▶ Written exercise:
Take the line containing "Transcribe the text in this document." and every line after it to the end of the material below; reproduce them exactly, without pictures.
◆ ◆ ◆ ◆ ◆ ◆ ◆
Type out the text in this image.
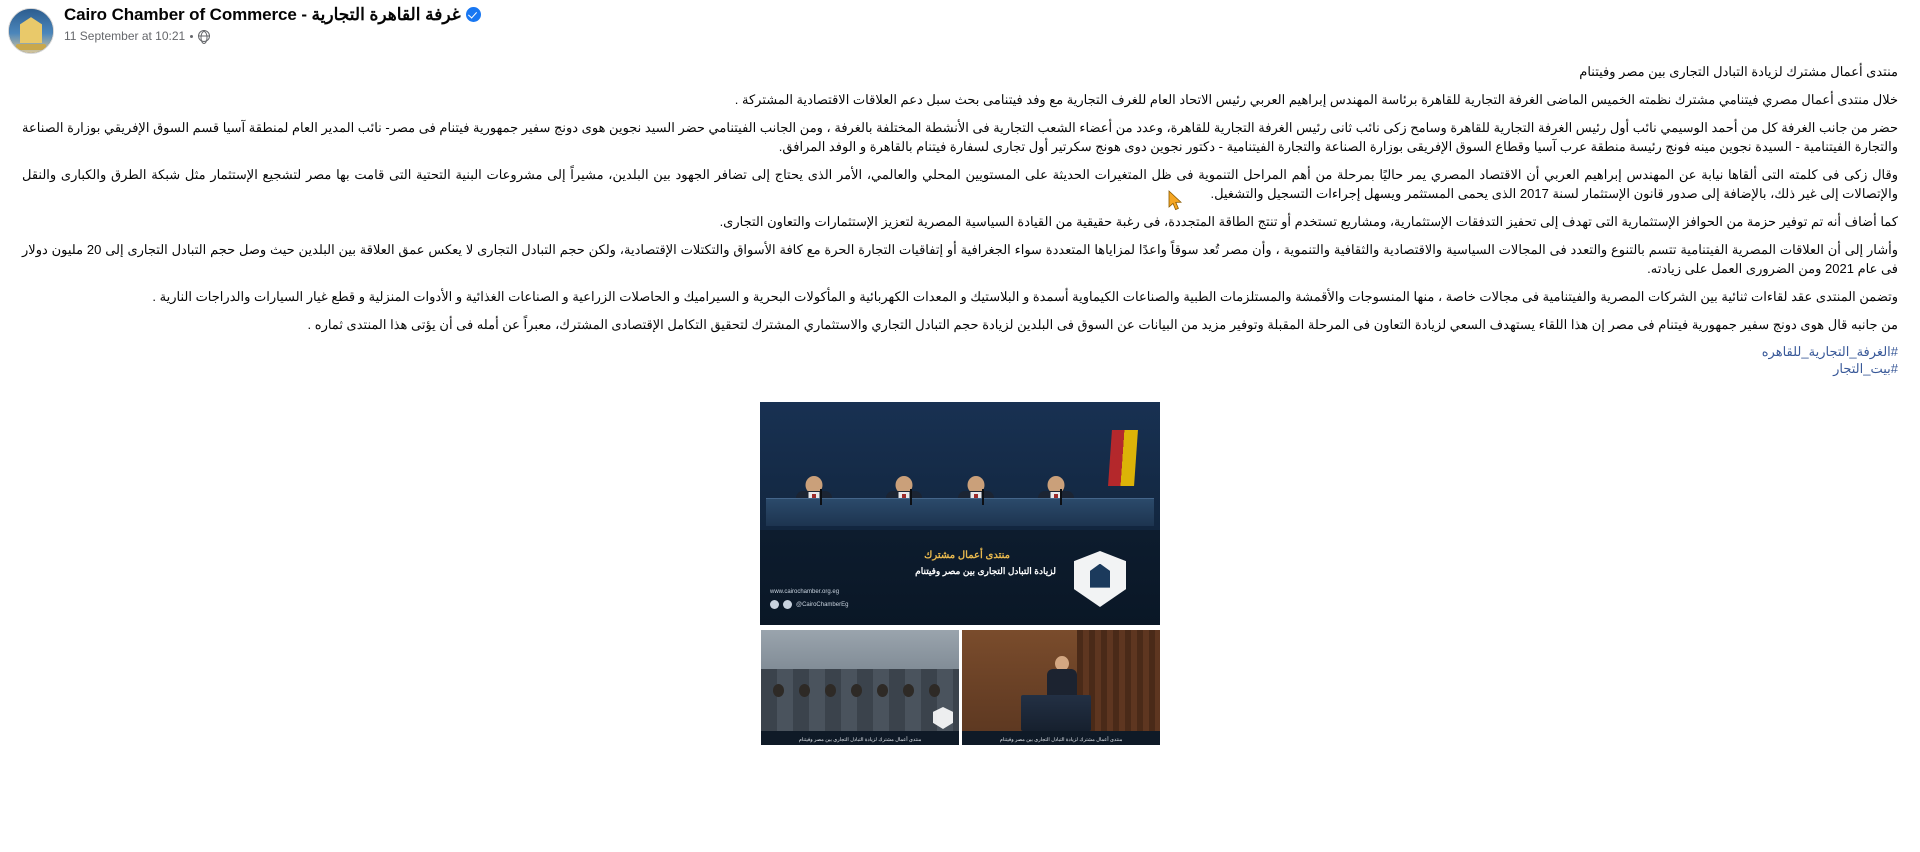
Cairo Chamber of Commerce - غرفة القاهرة التجارية
11 September at 10:21

منتدى أعمال مشترك لزيادة التبادل التجارى بين مصر وفيتنام

خلال منتدى أعمال مصري فيتنامي مشترك نظمته الخميس الماضى الغرفة التجارية للقاهرة برئاسة المهندس إبراهيم العربي رئيس الاتحاد العام للغرف التجارية مع وفد فيتنامى بحث سبل دعم العلاقات الاقتصادية المشتركة .

حضر من جانب الغرفة كل من أحمد الوسيمي نائب أول رئيس الغرفة التجارية للقاهرة وسامح زكى نائب ثانى رئيس الغرفة التجارية للقاهرة، وعدد من أعضاء الشعب التجارية فى الأنشطة المختلفة بالغرفة ، ومن الجانب الفيتنامي حضر السيد نجوين هوى دونج سفير جمهورية فيتنام فى مصر- نائب المدير العام لمنطقة آسيا قسم السوق الإفريقي بوزارة الصناعة والتجارة الفيتنامية - السيدة نجوين مينه فونج رئيسة منطقة عرب آسيا وقطاع السوق الإفريقى بوزارة الصناعة والتجارة الفيتنامية - دكتور نجوين دوى هونج سكرتير أول تجارى لسفارة فيتنام بالقاهرة و الوفد المرافق.

وقال زكى فى كلمته التى ألقاها نيابة عن المهندس إبراهيم العربي أن الاقتصاد المصري يمر حاليًا بمرحلة من أهم المراحل التنموية فى ظل المتغيرات الحديثة على المستويين المحلي والعالمي، الأمر الذى يحتاج إلى تضافر الجهود بين البلدين، مشيراً إلى مشروعات البنية التحتية التى قامت بها مصر لتشجيع الإستثمار مثل شبكة الطرق والكبارى والنقل والإتصالات إلى غير ذلك، بالإضافة إلى صدور قانون الإستثمار لسنة 2017 الذى يحمى المستثمر ويسهل إجراءات التسجيل والتشغيل.

كما أضاف أنه تم توفير حزمة من الحوافز الإستثمارية التى تهدف إلى تحفيز التدفقات الإستثمارية، ومشاريع تستخدم أو تنتج الطاقة المتجددة، فى رغبة حقيقية من القيادة السياسية المصرية لتعزيز الإستثمارات والتعاون التجارى.

وأشار إلى أن العلاقات المصرية الفيتنامية تتسم بالتنوع والتعدد فى المجالات السياسية والاقتصادية والثقافية والتنموية ، وأن مصر تُعد سوقاً واعدًا لمزاياها المتعددة سواء الجغرافية أو إتفاقيات التجارة الحرة مع كافة الأسواق والتكتلات الإقتصادية، ولكن حجم التبادل التجارى لا يعكس عمق العلاقة بين البلدين حيث وصل حجم التبادل التجارى إلى 20 مليون دولار فى عام 2021 ومن الضرورى العمل على زيادته.

وتضمن المنتدى عقد لقاءات ثنائية بين الشركات المصرية والفيتنامية فى مجالات خاصة ، منها المنسوجات والأقمشة والمستلزمات الطبية والصناعات الكيماوية أسمدة و البلاستيك و المعدات الكهربائية و المأكولات البحرية و السيراميك و الحاصلات الزراعية و الصناعات الغذائية و الأدوات المنزلية و قطع غيار السيارات والدراجات النارية .

من جانبه قال هوى دونج سفير جمهورية فيتنام فى مصر إن هذا اللقاء يستهدف السعي لزيادة التعاون فى المرحلة المقبلة وتوفير مزيد من البيانات عن السوق فى البلدين لزيادة حجم التبادل التجاري والاستثماري المشترك لتحقيق التكامل الإقتصادى المشترك، معبراً عن أمله فى أن يؤتى هذا المنتدى ثماره .

#الغرفة_التجارية_للقاهره
#بيت_التجار
منتدى أعمال مشترك
لزيادة التبادل التجارى بين مصر وفيتنام
www.cairochamber.org.eg
@CairoChamberEg
منتدى أعمال مشترك لزيادة التبادل التجارى بين مصر وفيتنام
منتدى أعمال مشترك لزيادة التبادل التجارى بين مصر وفيتنام
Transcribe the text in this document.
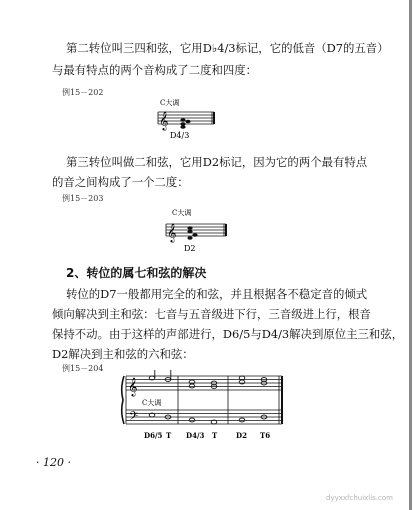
第二转位叫三四和弦，它用D♭4/3标记，它的低音（D7的五音）
与最有特点的两个音构成了二度和四度：
例15－202
C大调
𝄞
D4/3
第三转位叫做二和弦，它用D2标记，因为它的两个最有特点
的音之间构成了一个二度：
例15－203
C大调
𝄞
D2
2、转位的属七和弦的解决
转位的D7一般都用完全的和弦，并且根据各不稳定音的倾式
倾向解决到主和弦：七音与五音级进下行，三音级进上行，根音
保持不动。由于这样的声部进行，D6/5与D4/3解决到原位主三和弦，
D2解决到主和弦的六和弦：
例15－204
𝄞
𝄢
C大调
D6/5 T D4/3 T	D2 T6
· 120 ·
dyyxxfchuixlis.com
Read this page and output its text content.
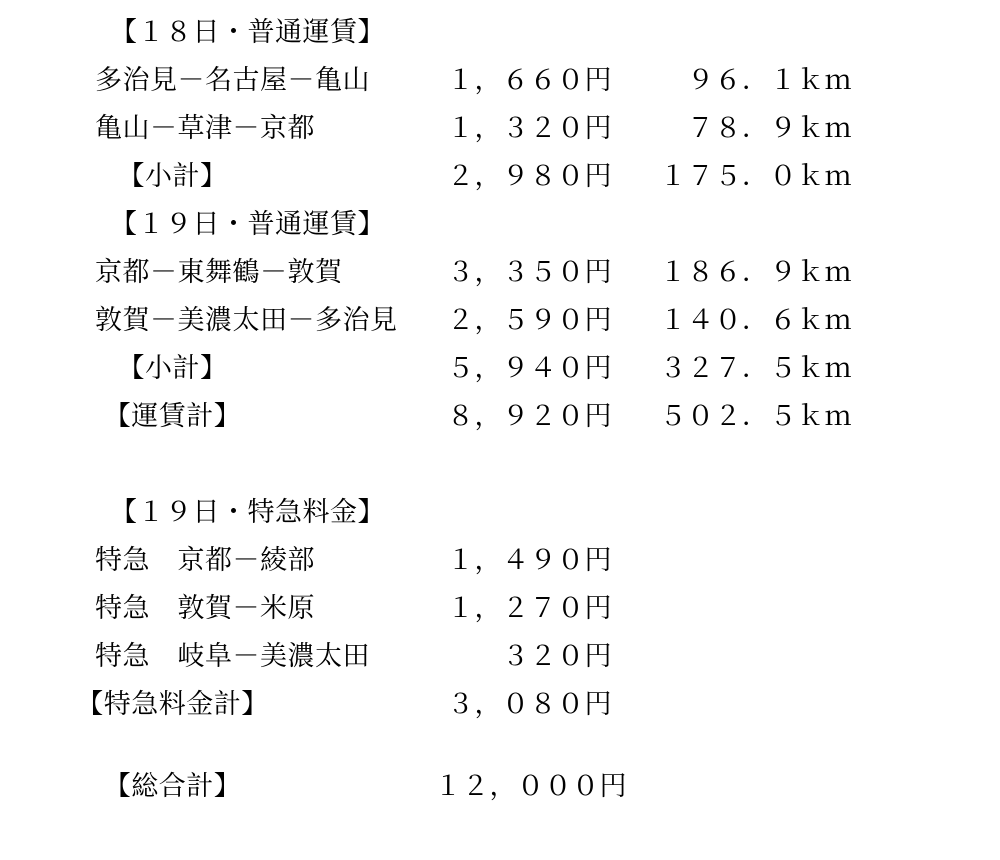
【１８日・普通運賃】
多治見－名古屋－亀山	１，６６０円	９６．１ｋｍ
亀山－草津－京都	１，３２０円	７８．９ｋｍ
【小計】	２，９８０円	１７５．０ｋｍ
【１９日・普通運賃】
京都－東舞鶴－敦賀	３，３５０円	１８６．９ｋｍ
敦賀－美濃太田－多治見	２，５９０円	１４０．６ｋｍ
【小計】	５，９４０円	３２７．５ｋｍ
【運賃計】	８，９２０円	５０２．５ｋｍ
【１９日・特急料金】
特急　京都－綾部	１，４９０円
特急　敦賀－米原	１，２７０円
特急　岐阜－美濃太田	３２０円
【特急料金計】	３，０８０円
【総合計】	１２，０００円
◆ ◆ ◆ ◆ ◆ ◆ ◆
▶ The reply:
Transcribe the text in this document.
第二转位叫三四和弦，它用D♭4/3标记，它的低音（D7的五音）
与最有特点的两个音构成了二度和四度：
例15－202
C大调
𝄞
D4/3
第三转位叫做二和弦，它用D2标记，因为它的两个最有特点
的音之间构成了一个二度：
例15－203
C大调
𝄞
D2
2、转位的属七和弦的解决
转位的D7一般都用完全的和弦，并且根据各不稳定音的倾式
倾向解决到主和弦：七音与五音级进下行，三音级进上行，根音
保持不动。由于这样的声部进行，D6/5与D4/3解决到原位主三和弦，
D2解决到主和弦的六和弦：
例15－204
𝄞
𝄢
C大调
D6/5 T D4/3 T	D2 T6
· 120 ·
dyyxxfchuixlis.com
Read this page and output its text content.
【１８日・普通運賃】
多治見－名古屋－亀山	１，６６０円	９６．１ｋｍ
亀山－草津－京都	１，３２０円	７８．９ｋｍ
【小計】	２，９８０円	１７５．０ｋｍ
【１９日・普通運賃】
京都－東舞鶴－敦賀	３，３５０円	１８６．９ｋｍ
敦賀－美濃太田－多治見	２，５９０円	１４０．６ｋｍ
【小計】	５，９４０円	３２７．５ｋｍ
【運賃計】	８，９２０円	５０２．５ｋｍ
【１９日・特急料金】
特急　京都－綾部	１，４９０円
特急　敦賀－米原	１，２７０円
特急　岐阜－美濃太田	３２０円
【特急料金計】	３，０８０円
【総合計】	１２，０００円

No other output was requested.